Set down each entry exactly as given; pictures should not appear in the copy.

Source records:
-- BEGIN --

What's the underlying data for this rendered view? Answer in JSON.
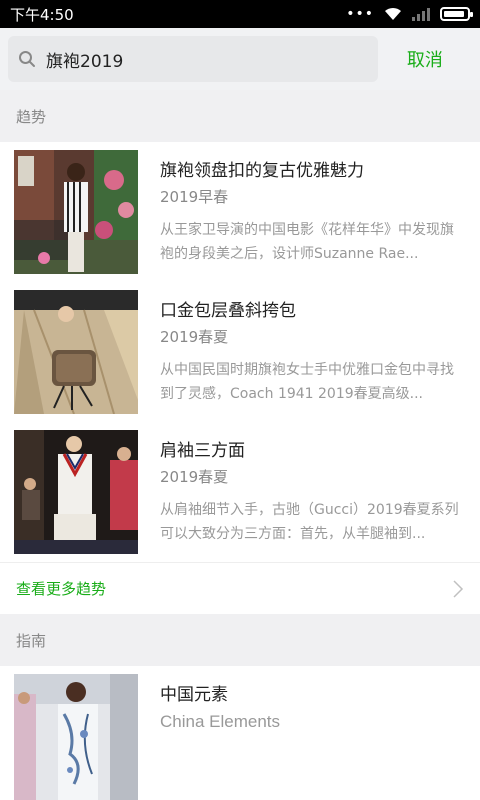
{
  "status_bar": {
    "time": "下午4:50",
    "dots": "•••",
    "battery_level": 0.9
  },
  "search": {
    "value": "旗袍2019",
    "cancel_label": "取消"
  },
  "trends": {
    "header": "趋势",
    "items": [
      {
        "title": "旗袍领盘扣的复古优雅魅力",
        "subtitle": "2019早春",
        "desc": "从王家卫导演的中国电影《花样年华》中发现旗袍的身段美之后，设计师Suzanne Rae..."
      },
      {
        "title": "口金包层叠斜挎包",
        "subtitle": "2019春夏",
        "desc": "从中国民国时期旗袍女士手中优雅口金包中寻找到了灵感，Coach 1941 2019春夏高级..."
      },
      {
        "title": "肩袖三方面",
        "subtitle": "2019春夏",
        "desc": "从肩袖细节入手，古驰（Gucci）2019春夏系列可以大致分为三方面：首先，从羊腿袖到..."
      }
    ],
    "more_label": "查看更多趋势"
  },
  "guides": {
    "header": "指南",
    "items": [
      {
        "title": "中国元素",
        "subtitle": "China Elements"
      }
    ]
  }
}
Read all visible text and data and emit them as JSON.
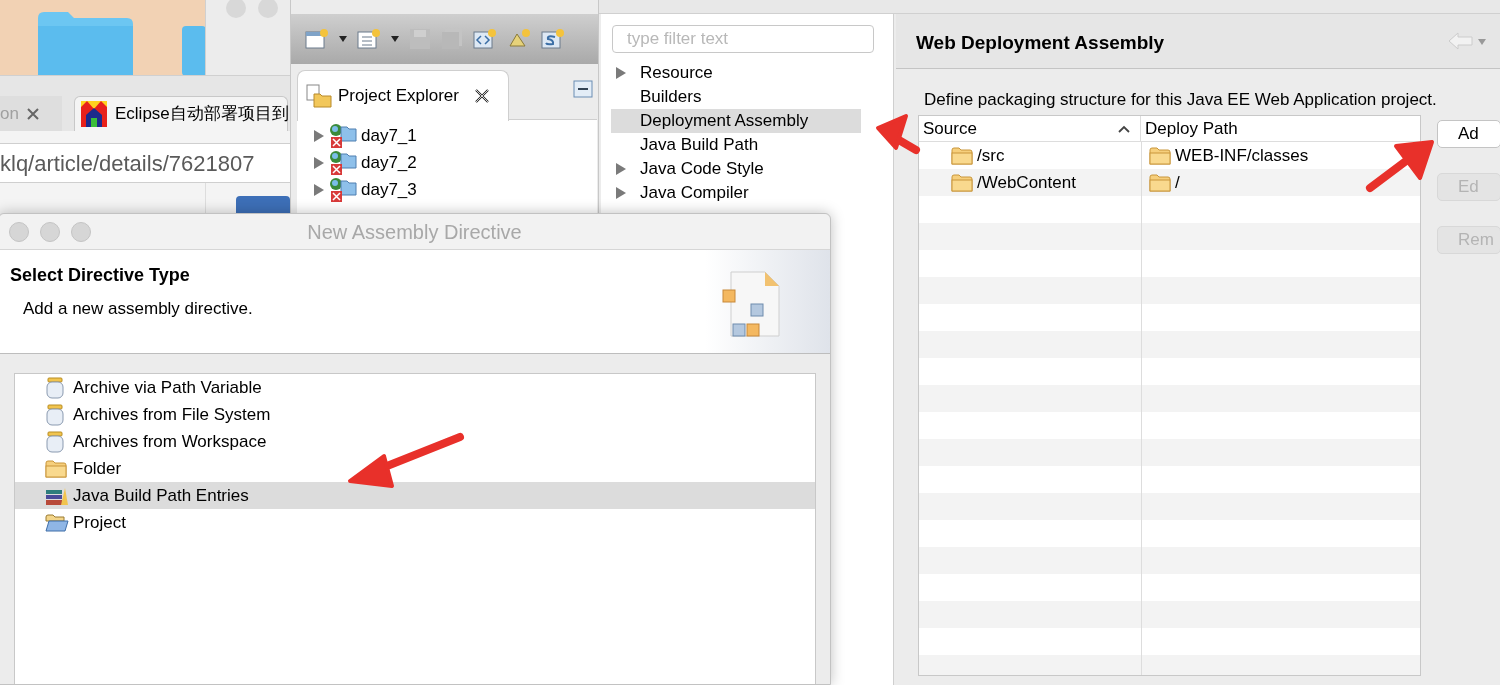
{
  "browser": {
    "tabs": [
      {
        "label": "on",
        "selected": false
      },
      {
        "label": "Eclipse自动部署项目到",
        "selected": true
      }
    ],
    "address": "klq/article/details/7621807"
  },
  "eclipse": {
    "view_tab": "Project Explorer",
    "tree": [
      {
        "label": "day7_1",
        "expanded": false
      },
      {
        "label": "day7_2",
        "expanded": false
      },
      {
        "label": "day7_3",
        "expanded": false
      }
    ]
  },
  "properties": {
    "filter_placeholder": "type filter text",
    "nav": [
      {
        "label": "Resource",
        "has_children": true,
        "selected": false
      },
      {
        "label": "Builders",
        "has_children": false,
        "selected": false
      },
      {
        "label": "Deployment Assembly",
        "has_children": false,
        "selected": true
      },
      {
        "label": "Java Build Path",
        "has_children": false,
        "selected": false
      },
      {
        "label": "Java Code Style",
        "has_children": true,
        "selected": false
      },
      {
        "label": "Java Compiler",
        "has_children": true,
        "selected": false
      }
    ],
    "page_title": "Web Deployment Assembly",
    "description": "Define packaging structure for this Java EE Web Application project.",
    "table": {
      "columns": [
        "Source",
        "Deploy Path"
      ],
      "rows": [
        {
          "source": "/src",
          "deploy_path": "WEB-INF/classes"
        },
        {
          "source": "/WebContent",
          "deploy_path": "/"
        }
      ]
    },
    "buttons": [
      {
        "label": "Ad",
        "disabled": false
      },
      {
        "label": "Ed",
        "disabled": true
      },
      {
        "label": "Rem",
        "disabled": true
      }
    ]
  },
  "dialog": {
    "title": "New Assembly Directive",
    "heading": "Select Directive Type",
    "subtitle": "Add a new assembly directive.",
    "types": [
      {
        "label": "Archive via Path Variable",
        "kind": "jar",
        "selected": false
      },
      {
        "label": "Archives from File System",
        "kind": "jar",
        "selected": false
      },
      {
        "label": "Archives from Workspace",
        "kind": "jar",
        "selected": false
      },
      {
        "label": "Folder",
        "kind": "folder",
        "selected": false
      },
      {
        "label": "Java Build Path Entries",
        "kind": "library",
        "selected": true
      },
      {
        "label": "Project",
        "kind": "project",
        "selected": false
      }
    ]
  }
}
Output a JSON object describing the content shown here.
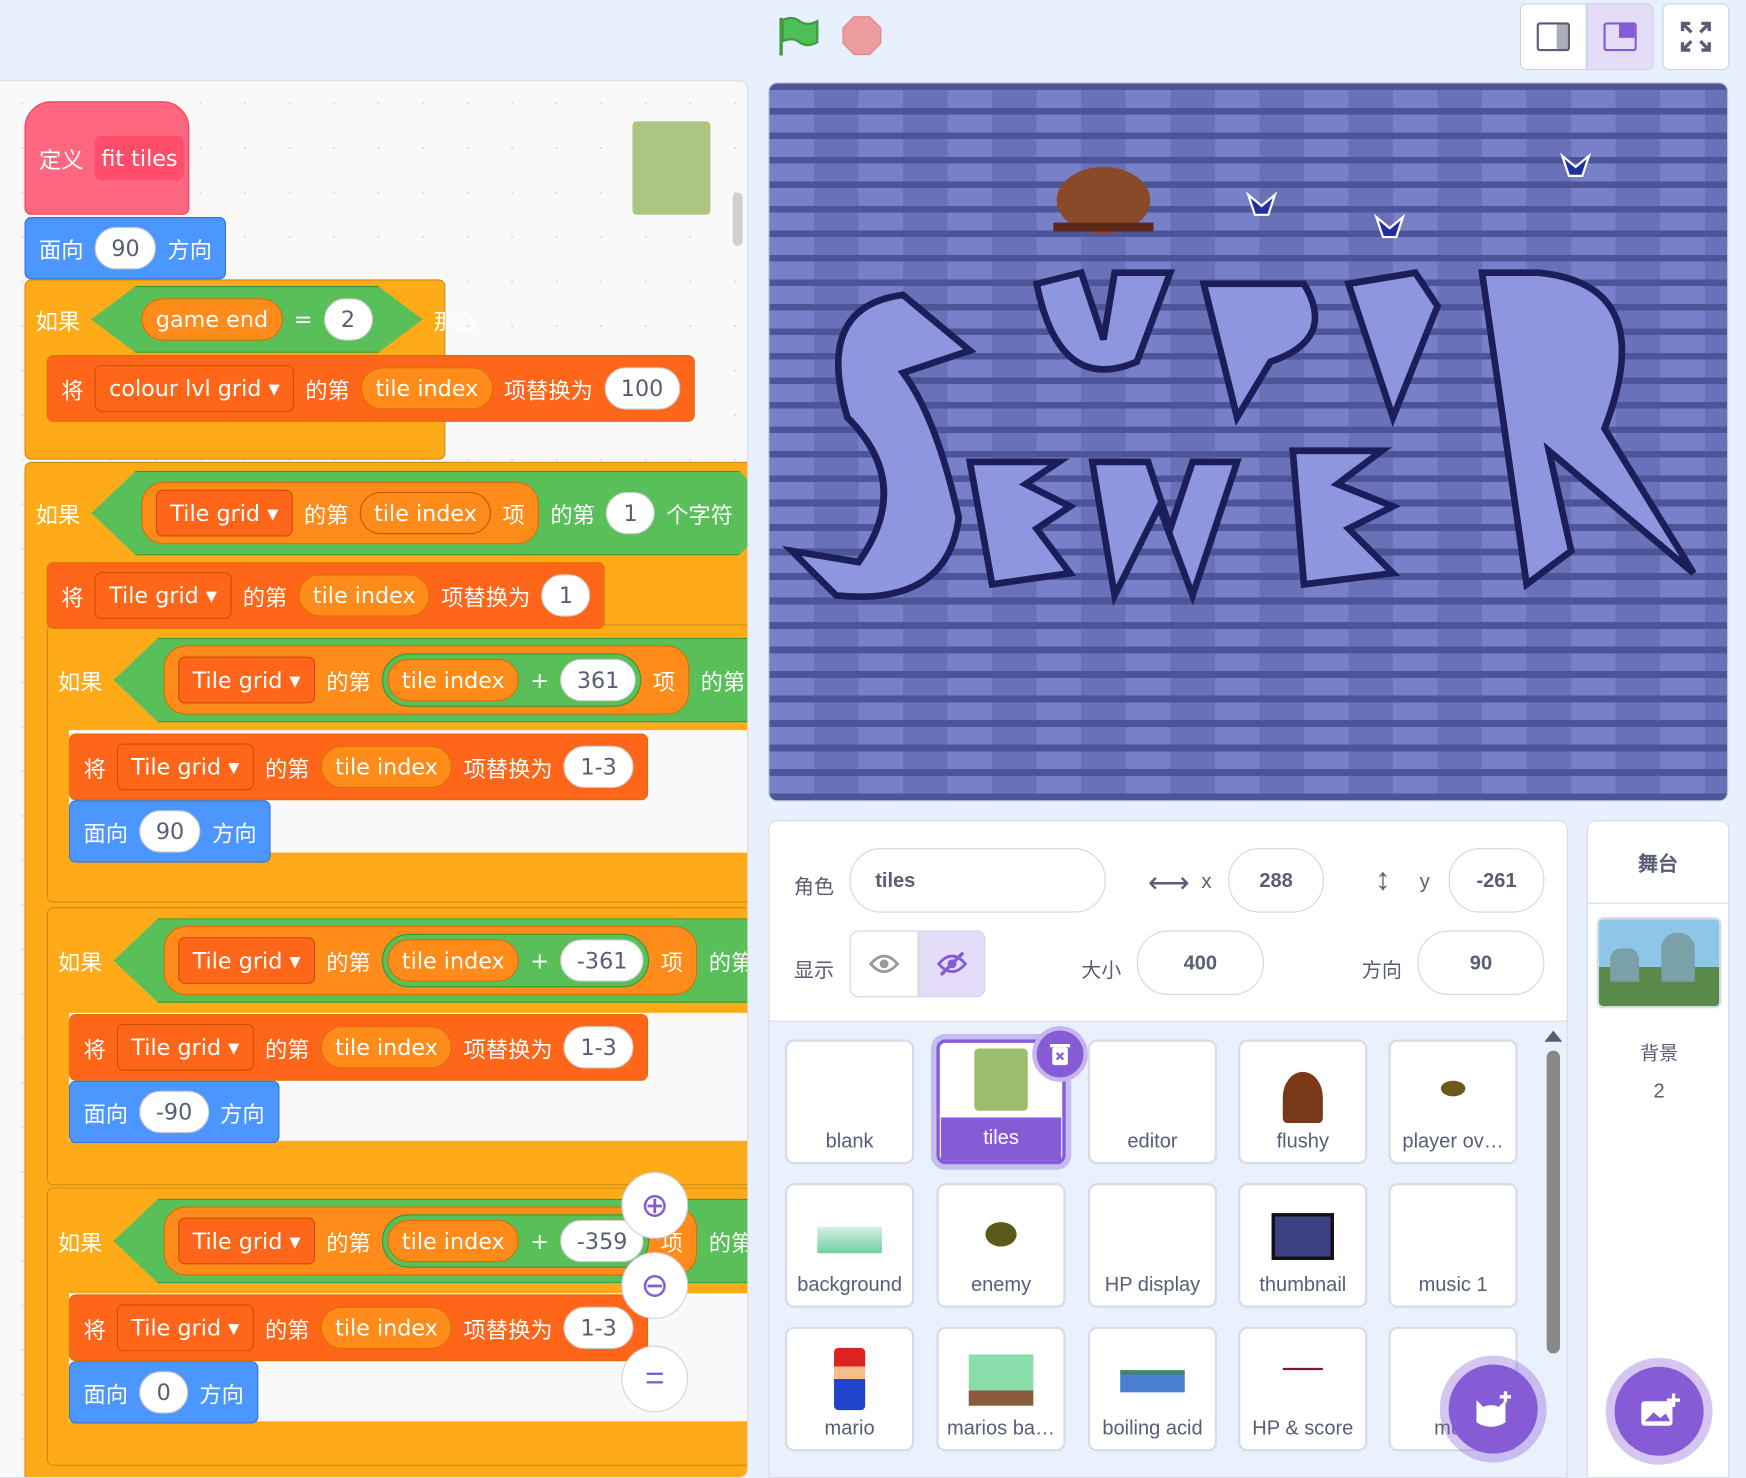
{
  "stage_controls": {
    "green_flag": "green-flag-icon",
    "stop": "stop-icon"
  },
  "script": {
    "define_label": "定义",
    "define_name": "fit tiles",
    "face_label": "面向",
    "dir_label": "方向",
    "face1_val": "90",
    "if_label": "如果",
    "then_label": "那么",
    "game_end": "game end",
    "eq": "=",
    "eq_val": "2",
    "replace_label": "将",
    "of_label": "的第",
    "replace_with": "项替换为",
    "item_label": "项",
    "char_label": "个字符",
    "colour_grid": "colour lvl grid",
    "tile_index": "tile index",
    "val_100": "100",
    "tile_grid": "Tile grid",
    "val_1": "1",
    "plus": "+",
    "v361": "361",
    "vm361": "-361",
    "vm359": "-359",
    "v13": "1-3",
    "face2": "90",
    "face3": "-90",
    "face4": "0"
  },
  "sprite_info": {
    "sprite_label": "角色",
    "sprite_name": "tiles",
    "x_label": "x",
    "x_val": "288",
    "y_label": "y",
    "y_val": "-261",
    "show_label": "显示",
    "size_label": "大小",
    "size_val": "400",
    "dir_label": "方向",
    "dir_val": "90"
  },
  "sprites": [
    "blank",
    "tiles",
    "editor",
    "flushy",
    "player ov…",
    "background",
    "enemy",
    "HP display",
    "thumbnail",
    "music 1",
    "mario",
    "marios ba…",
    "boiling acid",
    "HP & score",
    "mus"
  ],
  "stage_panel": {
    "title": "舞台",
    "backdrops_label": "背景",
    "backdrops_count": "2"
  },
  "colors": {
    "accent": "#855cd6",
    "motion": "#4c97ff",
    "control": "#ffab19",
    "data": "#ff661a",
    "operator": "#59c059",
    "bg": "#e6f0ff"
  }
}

-- END --

Result of the exercise:
What's the underlying data for this rendered view? Answer in JSON.
{
  "status_bar": {
    "time": "下午4:50",
    "dots": "•••",
    "battery_level": 0.9
  },
  "search": {
    "value": "旗袍2019",
    "cancel_label": "取消"
  },
  "trends": {
    "header": "趋势",
    "items": [
      {
        "title": "旗袍领盘扣的复古优雅魅力",
        "subtitle": "2019早春",
        "desc": "从王家卫导演的中国电影《花样年华》中发现旗袍的身段美之后，设计师Suzanne Rae..."
      },
      {
        "title": "口金包层叠斜挎包",
        "subtitle": "2019春夏",
        "desc": "从中国民国时期旗袍女士手中优雅口金包中寻找到了灵感，Coach 1941 2019春夏高级..."
      },
      {
        "title": "肩袖三方面",
        "subtitle": "2019春夏",
        "desc": "从肩袖细节入手，古驰（Gucci）2019春夏系列可以大致分为三方面：首先，从羊腿袖到..."
      }
    ],
    "more_label": "查看更多趋势"
  },
  "guides": {
    "header": "指南",
    "items": [
      {
        "title": "中国元素",
        "subtitle": "China Elements"
      }
    ]
  }
}
Read all visible text and data and emit them as JSON.
{
  "browser": {
    "tabs": [
      {
        "label": "on",
        "selected": false
      },
      {
        "label": "Eclipse自动部署项目到",
        "selected": true
      }
    ],
    "address": "klq/article/details/7621807"
  },
  "eclipse": {
    "view_tab": "Project Explorer",
    "tree": [
      {
        "label": "day7_1",
        "expanded": false
      },
      {
        "label": "day7_2",
        "expanded": false
      },
      {
        "label": "day7_3",
        "expanded": false
      }
    ]
  },
  "properties": {
    "filter_placeholder": "type filter text",
    "nav": [
      {
        "label": "Resource",
        "has_children": true,
        "selected": false
      },
      {
        "label": "Builders",
        "has_children": false,
        "selected": false
      },
      {
        "label": "Deployment Assembly",
        "has_children": false,
        "selected": true
      },
      {
        "label": "Java Build Path",
        "has_children": false,
        "selected": false
      },
      {
        "label": "Java Code Style",
        "has_children": true,
        "selected": false
      },
      {
        "label": "Java Compiler",
        "has_children": true,
        "selected": false
      }
    ],
    "page_title": "Web Deployment Assembly",
    "description": "Define packaging structure for this Java EE Web Application project.",
    "table": {
      "columns": [
        "Source",
        "Deploy Path"
      ],
      "rows": [
        {
          "source": "/src",
          "deploy_path": "WEB-INF/classes"
        },
        {
          "source": "/WebContent",
          "deploy_path": "/"
        }
      ]
    },
    "buttons": [
      {
        "label": "Ad",
        "disabled": false
      },
      {
        "label": "Ed",
        "disabled": true
      },
      {
        "label": "Rem",
        "disabled": true
      }
    ]
  },
  "dialog": {
    "title": "New Assembly Directive",
    "heading": "Select Directive Type",
    "subtitle": "Add a new assembly directive.",
    "types": [
      {
        "label": "Archive via Path Variable",
        "kind": "jar",
        "selected": false
      },
      {
        "label": "Archives from File System",
        "kind": "jar",
        "selected": false
      },
      {
        "label": "Archives from Workspace",
        "kind": "jar",
        "selected": false
      },
      {
        "label": "Folder",
        "kind": "folder",
        "selected": false
      },
      {
        "label": "Java Build Path Entries",
        "kind": "library",
        "selected": true
      },
      {
        "label": "Project",
        "kind": "project",
        "selected": false
      }
    ]
  }
}
Output a JSON object describing the content shown here.
{
  "stage_controls": {
    "green_flag": "green-flag-icon",
    "stop": "stop-icon"
  },
  "script": {
    "define_label": "定义",
    "define_name": "fit tiles",
    "face_label": "面向",
    "dir_label": "方向",
    "face1_val": "90",
    "if_label": "如果",
    "then_label": "那么",
    "game_end": "game end",
    "eq": "=",
    "eq_val": "2",
    "replace_label": "将",
    "of_label": "的第",
    "replace_with": "项替换为",
    "item_label": "项",
    "char_label": "个字符",
    "colour_grid": "colour lvl grid",
    "tile_index": "tile index",
    "val_100": "100",
    "tile_grid": "Tile grid",
    "val_1": "1",
    "plus": "+",
    "v361": "361",
    "vm361": "-361",
    "vm359": "-359",
    "v13": "1-3",
    "face2": "90",
    "face3": "-90",
    "face4": "0"
  },
  "sprite_info": {
    "sprite_label": "角色",
    "sprite_name": "tiles",
    "x_label": "x",
    "x_val": "288",
    "y_label": "y",
    "y_val": "-261",
    "show_label": "显示",
    "size_label": "大小",
    "size_val": "400",
    "dir_label": "方向",
    "dir_val": "90"
  },
  "sprites": [
    "blank",
    "tiles",
    "editor",
    "flushy",
    "player ov…",
    "background",
    "enemy",
    "HP display",
    "thumbnail",
    "music 1",
    "mario",
    "marios ba…",
    "boiling acid",
    "HP & score",
    "mus"
  ],
  "stage_panel": {
    "title": "舞台",
    "backdrops_label": "背景",
    "backdrops_count": "2"
  },
  "colors": {
    "accent": "#855cd6",
    "motion": "#4c97ff",
    "control": "#ffab19",
    "data": "#ff661a",
    "operator": "#59c059",
    "bg": "#e6f0ff"
  }
}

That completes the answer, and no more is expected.